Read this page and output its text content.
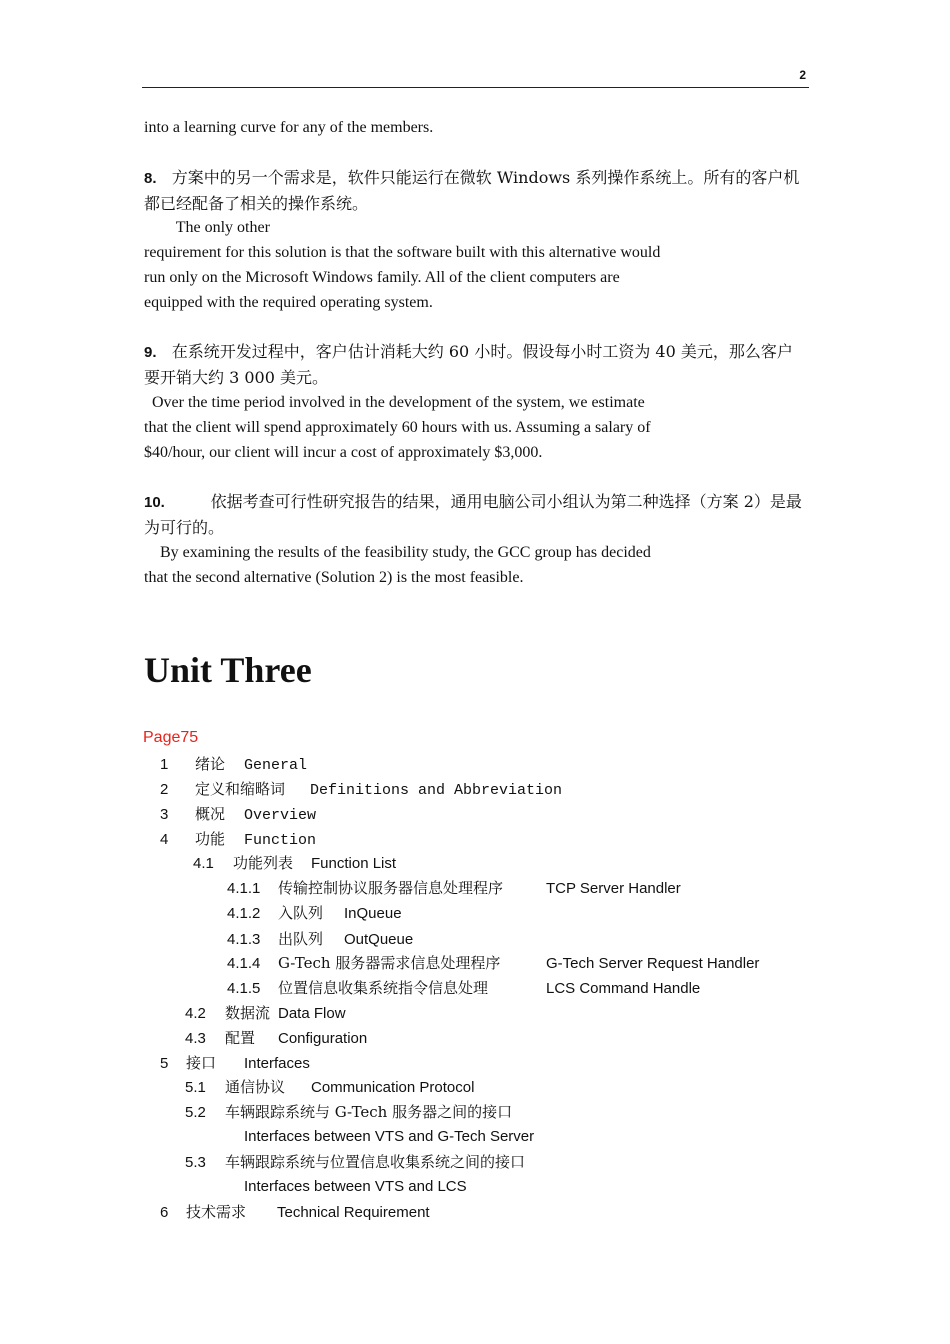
2
into a learning curve for any of the members.
8. 方案中的另一个需求是，软件只能运行在微软 Windows 系列操作系统上。所有的客户机都已经配备了相关的操作系统。
The only other
requirement for this solution is that the software built with this alternative would
run only on the Microsoft Windows family. All of the client computers are
equipped with the required operating system.
9. 在系统开发过程中，客户估计消耗大约 60 小时。假设每小时工资为 40 美元，那么客户要开销大约 3 000 美元。
Over the time period involved in the development of the system, we estimate
that the client will spend approximately 60 hours with us. Assuming a salary of
$40/hour, our client will incur a cost of approximately $3,000.
10.	依据考查可行性研究报告的结果，通用电脑公司小组认为第二种选择（方案 2）是最为可行的。
By examining the results of the feasibility study, the GCC group has decided
that the second alternative (Solution 2) is the most feasible.
Unit Three
Page75
1 绪论 General
2 定义和缩略词 Definitions and Abbreviation
3 概况 Overview
4 功能 Function
4.1 功能列表 Function List
4.1.1 传输控制协议服务器信息处理程序	TCP Server Handler
4.1.2 入队列 InQueue
4.1.3 出队列 OutQueue
4.1.4 G-Tech 服务器需求信息处理程序	G-Tech Server Request Handler
4.1.5 位置信息收集系统指令信息处理	LCS Command Handle
4.2 数据流 Data Flow
4.3 配置 Configuration
5 接口 Interfaces
5.1 通信协议 Communication Protocol
5.2 车辆跟踪系统与 G-Tech 服务器之间的接口
Interfaces between VTS and G-Tech Server
5.3 车辆跟踪系统与位置信息收集系统之间的接口
Interfaces between VTS and LCS
6 技术需求 Technical Requirement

### [EXERCISE DESCRIPTION]
Output the lines above in full and exactly as given, omitting any pictures.

### [RESULT OF THIS TASK]
Read this page and output its text content.
2
into a learning curve for any of the members.
8. 方案中的另一个需求是，软件只能运行在微软 Windows 系列操作系统上。所有的客户机都已经配备了相关的操作系统。
The only other
requirement for this solution is that the software built with this alternative would
run only on the Microsoft Windows family. All of the client computers are
equipped with the required operating system.
9. 在系统开发过程中，客户估计消耗大约 60 小时。假设每小时工资为 40 美元，那么客户要开销大约 3 000 美元。
Over the time period involved in the development of the system, we estimate
that the client will spend approximately 60 hours with us. Assuming a salary of
$40/hour, our client will incur a cost of approximately $3,000.
10.	依据考查可行性研究报告的结果，通用电脑公司小组认为第二种选择（方案 2）是最为可行的。
By examining the results of the feasibility study, the GCC group has decided
that the second alternative (Solution 2) is the most feasible.
Unit Three
Page75
1 绪论 General
2 定义和缩略词 Definitions and Abbreviation
3 概况 Overview
4 功能 Function
4.1 功能列表 Function List
4.1.1 传输控制协议服务器信息处理程序	TCP Server Handler
4.1.2 入队列 InQueue
4.1.3 出队列 OutQueue
4.1.4 G-Tech 服务器需求信息处理程序	G-Tech Server Request Handler
4.1.5 位置信息收集系统指令信息处理	LCS Command Handle
4.2 数据流 Data Flow
4.3 配置 Configuration
5 接口 Interfaces
5.1 通信协议 Communication Protocol
5.2 车辆跟踪系统与 G-Tech 服务器之间的接口
Interfaces between VTS and G-Tech Server
5.3 车辆跟踪系统与位置信息收集系统之间的接口
Interfaces between VTS and LCS
6 技术需求 Technical Requirement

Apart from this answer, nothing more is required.